What you have to do: Copy every line of the records below verbatim, omitting any line that stands for a picture.

— Begin —

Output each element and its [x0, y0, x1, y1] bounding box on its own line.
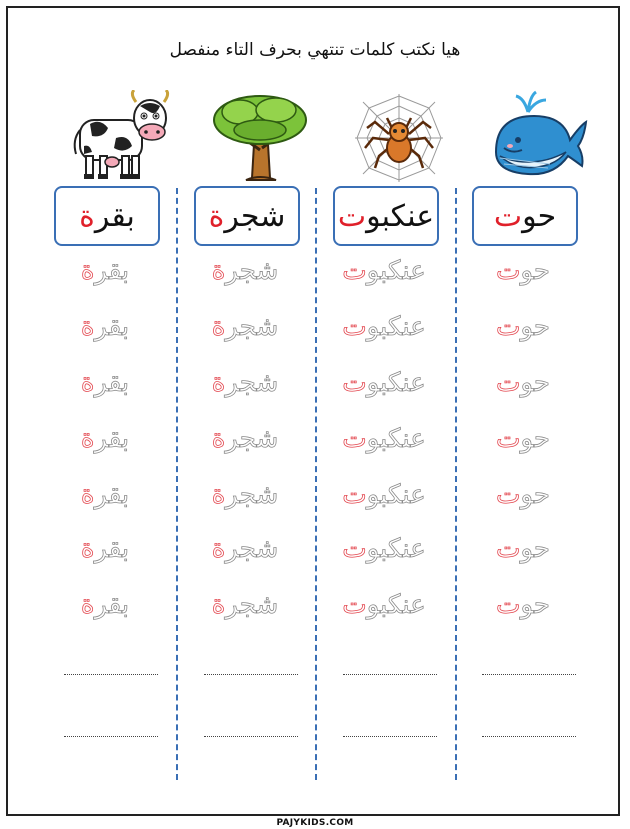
word-box: شجر ة — [194, 186, 300, 246]
trace-word: شجرة — [211, 312, 279, 342]
trace-word: عنكبوت — [342, 590, 426, 620]
word-box: حو ت — [472, 186, 578, 246]
trace-word: حوت — [496, 256, 550, 286]
footer — [0, 810, 630, 829]
trace-word: شجرة — [211, 368, 279, 398]
trace-word: بقرة — [80, 256, 130, 286]
trace-word: شجرة — [211, 256, 279, 286]
trace-word: حوت — [496, 534, 550, 564]
trace-word: بقرة — [80, 312, 130, 342]
column-spider — [329, 90, 469, 790]
trace-word: شجرة — [211, 480, 279, 510]
tree-icon — [210, 90, 310, 186]
trace-word: بقرة — [80, 534, 130, 564]
trace-word: بقرة — [80, 590, 130, 620]
writing-line[interactable] — [64, 674, 158, 675]
writing-line[interactable] — [64, 736, 158, 737]
trace-word: عنكبوت — [342, 534, 426, 564]
writing-line[interactable] — [482, 674, 576, 675]
whale-icon — [488, 90, 588, 186]
writing-line[interactable] — [343, 736, 437, 737]
trace-word: شجرة — [211, 534, 279, 564]
trace-word: عنكبوت — [342, 312, 426, 342]
trace-word: حوت — [496, 590, 550, 620]
column-cow — [50, 90, 190, 790]
trace-word: حوت — [496, 368, 550, 398]
trace-word: حوت — [496, 424, 550, 454]
footer-label: PAJYKIDS.COM — [270, 818, 359, 828]
word-box: عنكبو ت — [333, 186, 439, 246]
cow-icon — [70, 90, 170, 186]
word-box: بقر ة — [54, 186, 160, 246]
writing-line[interactable] — [343, 674, 437, 675]
column-tree — [190, 90, 330, 790]
column-whale — [468, 90, 608, 790]
trace-word: عنكبوت — [342, 480, 426, 510]
trace-word: بقرة — [80, 368, 130, 398]
trace-word: بقرة — [80, 480, 130, 510]
writing-line[interactable] — [482, 736, 576, 737]
spider-icon — [349, 90, 449, 186]
trace-word: شجرة — [211, 590, 279, 620]
trace-word: شجرة — [211, 424, 279, 454]
trace-word: حوت — [496, 312, 550, 342]
trace-word: حوت — [496, 480, 550, 510]
writing-line[interactable] — [204, 674, 298, 675]
page-title: هيا نكتب كلمات تنتهي بحرف التاء منفصل — [169, 40, 461, 60]
trace-word: عنكبوت — [342, 368, 426, 398]
trace-word: بقرة — [80, 424, 130, 454]
trace-word: عنكبوت — [342, 424, 426, 454]
writing-line[interactable] — [204, 736, 298, 737]
trace-word: عنكبوت — [342, 256, 426, 286]
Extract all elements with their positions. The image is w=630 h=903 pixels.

— End —

Answer for this exercise:
Output each element and its [x0, y0, x1, y1] bounding box on its own line.
word-box: شجر ة — [194, 186, 300, 246]
trace-word: شجرة — [211, 312, 279, 342]
trace-word: عنكبوت — [342, 590, 426, 620]
word-box: حو ت — [472, 186, 578, 246]
trace-word: حوت — [496, 256, 550, 286]
footer — [0, 810, 630, 829]
trace-word: شجرة — [211, 368, 279, 398]
trace-word: بقرة — [80, 256, 130, 286]
trace-word: شجرة — [211, 256, 279, 286]
trace-word: حوت — [496, 534, 550, 564]
trace-word: بقرة — [80, 312, 130, 342]
column-spider — [329, 90, 469, 790]
trace-word: شجرة — [211, 480, 279, 510]
tree-icon — [210, 90, 310, 186]
trace-word: بقرة — [80, 534, 130, 564]
trace-word: بقرة — [80, 590, 130, 620]
writing-line[interactable] — [64, 674, 158, 675]
writing-line[interactable] — [64, 736, 158, 737]
trace-word: عنكبوت — [342, 534, 426, 564]
writing-line[interactable] — [482, 674, 576, 675]
whale-icon — [488, 90, 588, 186]
writing-line[interactable] — [343, 736, 437, 737]
trace-word: شجرة — [211, 534, 279, 564]
trace-word: عنكبوت — [342, 312, 426, 342]
trace-word: حوت — [496, 590, 550, 620]
column-cow — [50, 90, 190, 790]
trace-word: حوت — [496, 368, 550, 398]
trace-word: حوت — [496, 424, 550, 454]
footer-label: PAJYKIDS.COM — [270, 818, 359, 828]
word-box: عنكبو ت — [333, 186, 439, 246]
cow-icon — [70, 90, 170, 186]
word-box: بقر ة — [54, 186, 160, 246]
writing-line[interactable] — [343, 674, 437, 675]
column-tree — [190, 90, 330, 790]
column-whale — [468, 90, 608, 790]
trace-word: عنكبوت — [342, 480, 426, 510]
trace-word: بقرة — [80, 368, 130, 398]
trace-word: بقرة — [80, 480, 130, 510]
writing-line[interactable] — [482, 736, 576, 737]
spider-icon — [349, 90, 449, 186]
trace-word: شجرة — [211, 590, 279, 620]
trace-word: شجرة — [211, 424, 279, 454]
trace-word: حوت — [496, 312, 550, 342]
trace-word: حوت — [496, 480, 550, 510]
writing-line[interactable] — [204, 674, 298, 675]
page-title: هيا نكتب كلمات تنتهي بحرف التاء منفصل — [169, 40, 461, 60]
trace-word: عنكبوت — [342, 368, 426, 398]
trace-word: بقرة — [80, 424, 130, 454]
trace-word: عنكبوت — [342, 424, 426, 454]
writing-line[interactable] — [204, 736, 298, 737]
trace-word: عنكبوت — [342, 256, 426, 286]
Extract all elements with their positions. The image is w=630 h=903 pixels.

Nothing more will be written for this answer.